_What needs to be done_:
Locate every line in the material below that has the word "text". Copy each of those lines.

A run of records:
## start
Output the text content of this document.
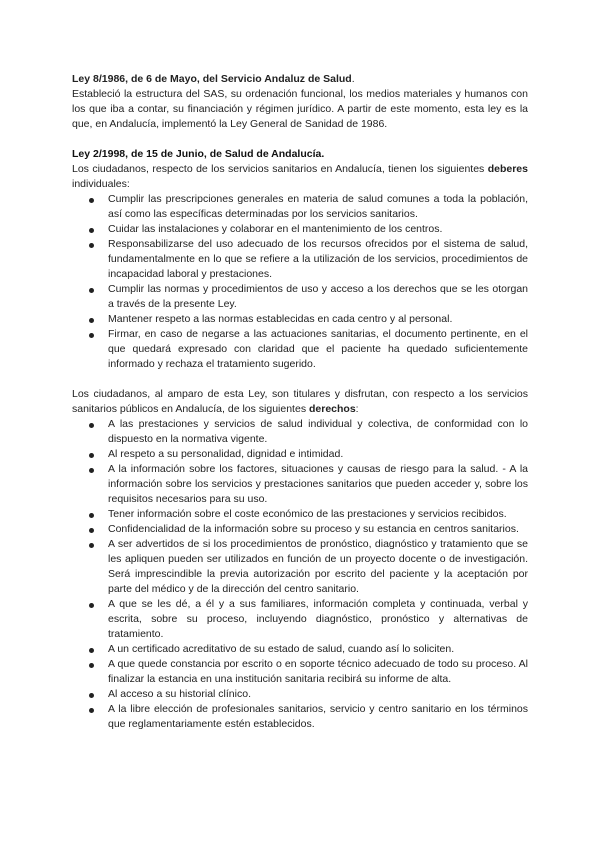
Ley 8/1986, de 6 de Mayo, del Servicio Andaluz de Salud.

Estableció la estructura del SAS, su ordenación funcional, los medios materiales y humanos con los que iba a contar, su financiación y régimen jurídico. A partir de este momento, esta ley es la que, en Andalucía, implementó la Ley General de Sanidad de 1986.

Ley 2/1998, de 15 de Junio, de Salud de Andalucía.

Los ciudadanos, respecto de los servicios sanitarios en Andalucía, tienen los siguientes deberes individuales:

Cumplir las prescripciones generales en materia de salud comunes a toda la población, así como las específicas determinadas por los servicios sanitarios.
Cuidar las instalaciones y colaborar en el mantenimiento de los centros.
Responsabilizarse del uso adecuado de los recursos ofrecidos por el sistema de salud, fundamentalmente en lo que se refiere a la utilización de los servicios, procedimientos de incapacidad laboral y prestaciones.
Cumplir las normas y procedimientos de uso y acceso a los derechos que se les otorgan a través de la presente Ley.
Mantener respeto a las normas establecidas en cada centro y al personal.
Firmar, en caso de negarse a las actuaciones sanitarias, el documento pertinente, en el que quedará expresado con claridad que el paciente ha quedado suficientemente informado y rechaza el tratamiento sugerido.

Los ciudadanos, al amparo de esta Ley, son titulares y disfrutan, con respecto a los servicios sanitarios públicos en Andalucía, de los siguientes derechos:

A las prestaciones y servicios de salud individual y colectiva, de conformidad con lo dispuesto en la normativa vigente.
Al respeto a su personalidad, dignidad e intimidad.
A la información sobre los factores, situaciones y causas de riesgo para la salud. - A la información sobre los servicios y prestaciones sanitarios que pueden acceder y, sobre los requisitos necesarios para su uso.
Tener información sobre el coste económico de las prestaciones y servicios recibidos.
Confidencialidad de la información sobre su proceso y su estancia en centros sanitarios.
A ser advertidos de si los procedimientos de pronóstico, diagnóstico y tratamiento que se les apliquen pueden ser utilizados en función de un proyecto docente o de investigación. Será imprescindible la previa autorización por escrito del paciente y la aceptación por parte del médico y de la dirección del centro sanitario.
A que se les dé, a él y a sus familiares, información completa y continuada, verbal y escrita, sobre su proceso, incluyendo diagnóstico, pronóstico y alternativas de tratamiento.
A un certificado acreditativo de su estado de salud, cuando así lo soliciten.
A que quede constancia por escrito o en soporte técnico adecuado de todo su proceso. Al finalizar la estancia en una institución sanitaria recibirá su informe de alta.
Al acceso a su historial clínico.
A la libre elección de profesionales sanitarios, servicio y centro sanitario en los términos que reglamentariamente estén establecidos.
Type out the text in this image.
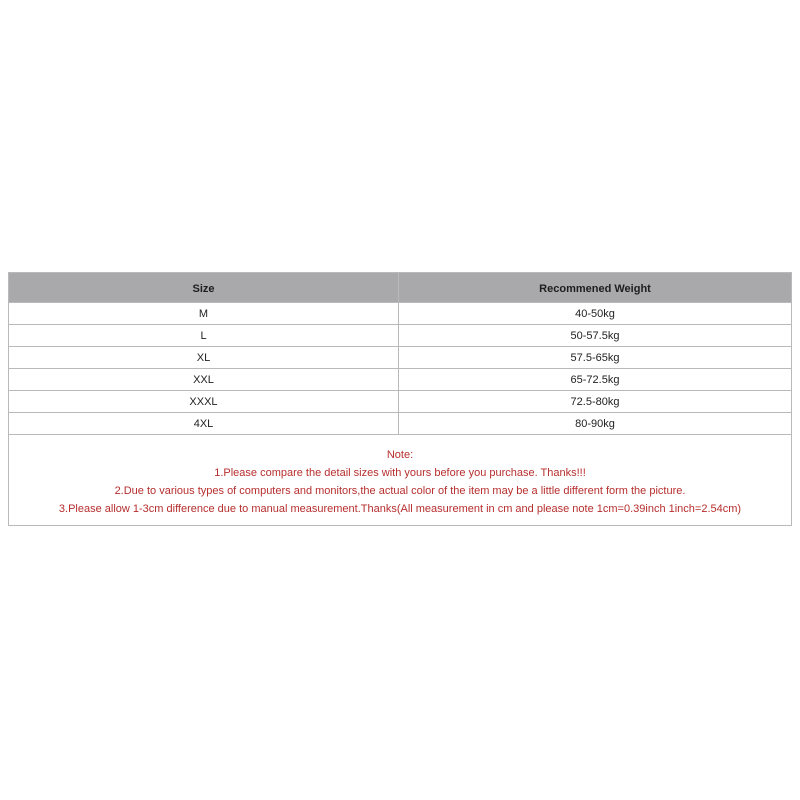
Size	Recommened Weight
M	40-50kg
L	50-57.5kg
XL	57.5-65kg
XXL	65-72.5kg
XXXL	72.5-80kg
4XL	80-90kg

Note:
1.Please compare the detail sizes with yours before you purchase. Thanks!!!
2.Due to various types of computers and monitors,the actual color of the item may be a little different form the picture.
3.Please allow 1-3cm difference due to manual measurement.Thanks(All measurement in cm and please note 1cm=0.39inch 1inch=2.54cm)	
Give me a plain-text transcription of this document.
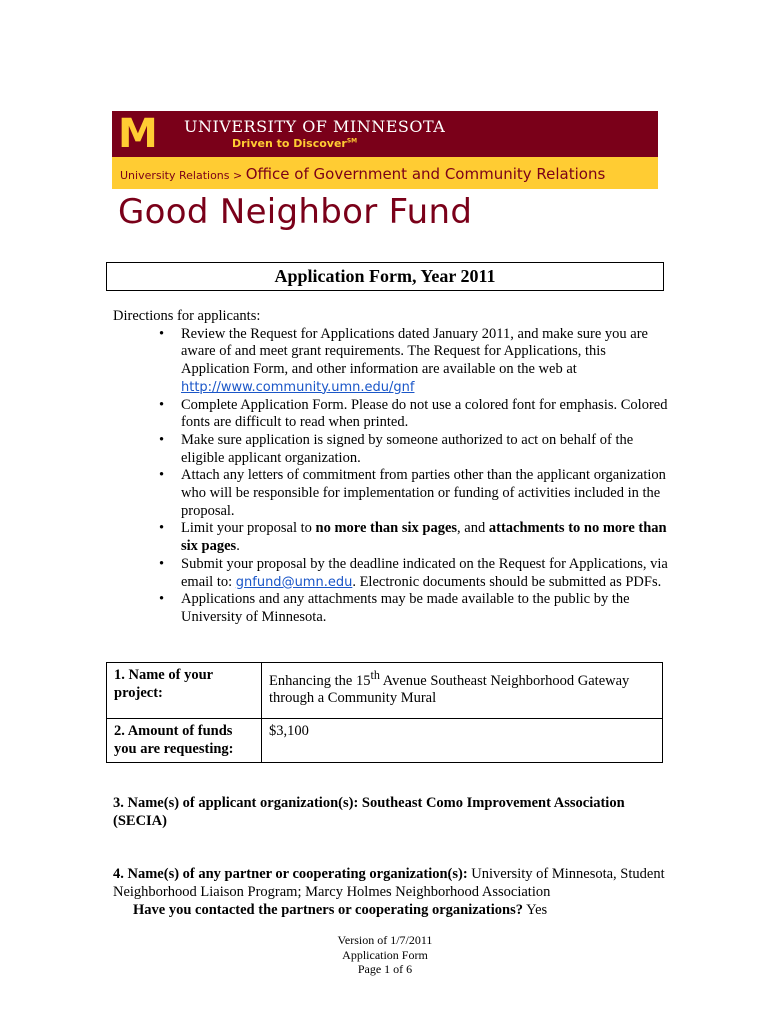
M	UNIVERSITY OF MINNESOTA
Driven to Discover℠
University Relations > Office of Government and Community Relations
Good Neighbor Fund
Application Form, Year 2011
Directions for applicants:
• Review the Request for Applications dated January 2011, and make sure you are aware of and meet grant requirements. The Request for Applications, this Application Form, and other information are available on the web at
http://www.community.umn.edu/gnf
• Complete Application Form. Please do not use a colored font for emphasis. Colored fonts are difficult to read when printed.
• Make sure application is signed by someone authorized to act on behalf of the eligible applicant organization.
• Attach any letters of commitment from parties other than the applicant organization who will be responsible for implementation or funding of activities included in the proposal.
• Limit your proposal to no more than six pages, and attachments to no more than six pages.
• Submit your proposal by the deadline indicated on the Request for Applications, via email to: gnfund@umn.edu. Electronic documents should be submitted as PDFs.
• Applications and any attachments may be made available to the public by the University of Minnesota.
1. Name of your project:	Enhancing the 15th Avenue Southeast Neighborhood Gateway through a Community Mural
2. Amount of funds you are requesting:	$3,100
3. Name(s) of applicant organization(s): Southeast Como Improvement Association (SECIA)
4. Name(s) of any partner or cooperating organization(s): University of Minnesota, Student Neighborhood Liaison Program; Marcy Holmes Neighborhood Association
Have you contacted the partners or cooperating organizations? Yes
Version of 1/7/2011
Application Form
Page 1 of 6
## end
## start
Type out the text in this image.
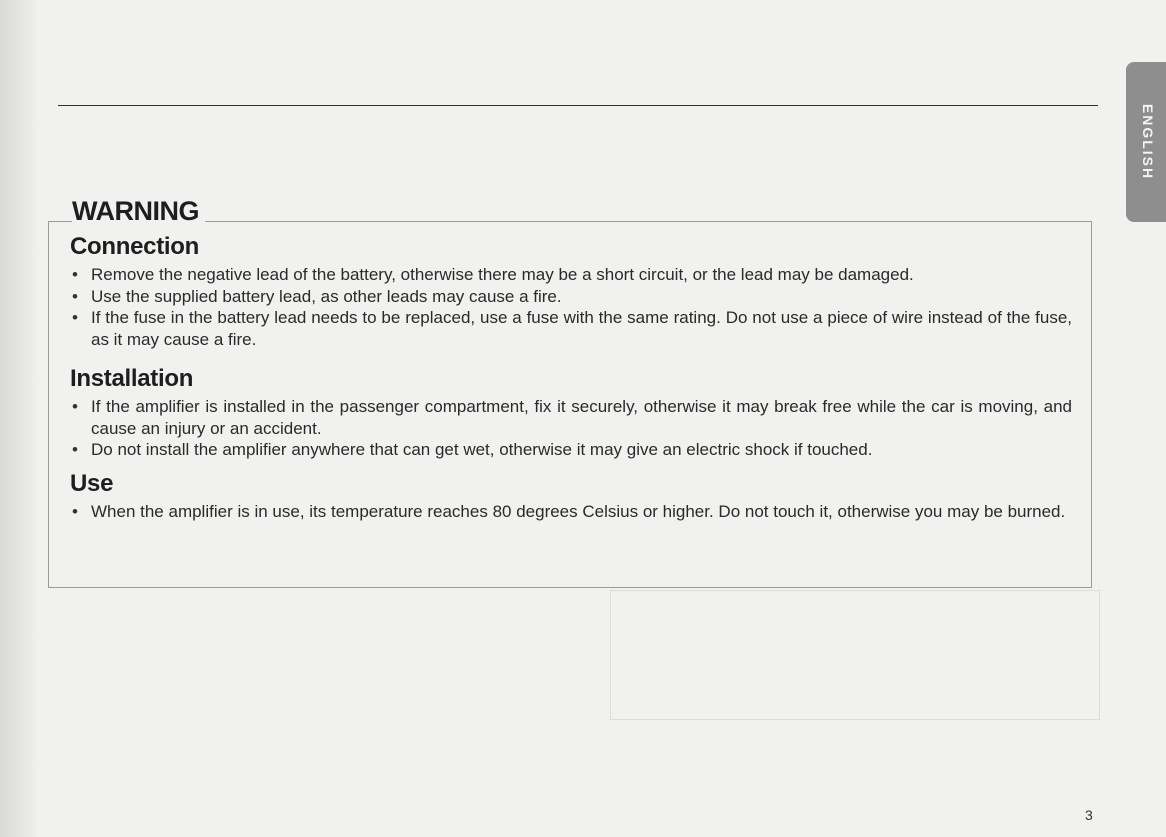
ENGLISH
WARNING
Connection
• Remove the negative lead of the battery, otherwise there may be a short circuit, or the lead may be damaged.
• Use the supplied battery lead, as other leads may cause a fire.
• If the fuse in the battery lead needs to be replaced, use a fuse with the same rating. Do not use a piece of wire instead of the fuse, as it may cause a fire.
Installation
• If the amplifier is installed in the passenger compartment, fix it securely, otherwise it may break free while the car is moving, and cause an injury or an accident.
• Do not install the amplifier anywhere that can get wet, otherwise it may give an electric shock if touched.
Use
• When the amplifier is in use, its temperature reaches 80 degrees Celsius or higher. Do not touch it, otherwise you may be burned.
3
## end
_Task result_:
Output the text content of this document.
Type out the text in this image.
Give me a plain-text transcription of this document.
Type out the text in this image.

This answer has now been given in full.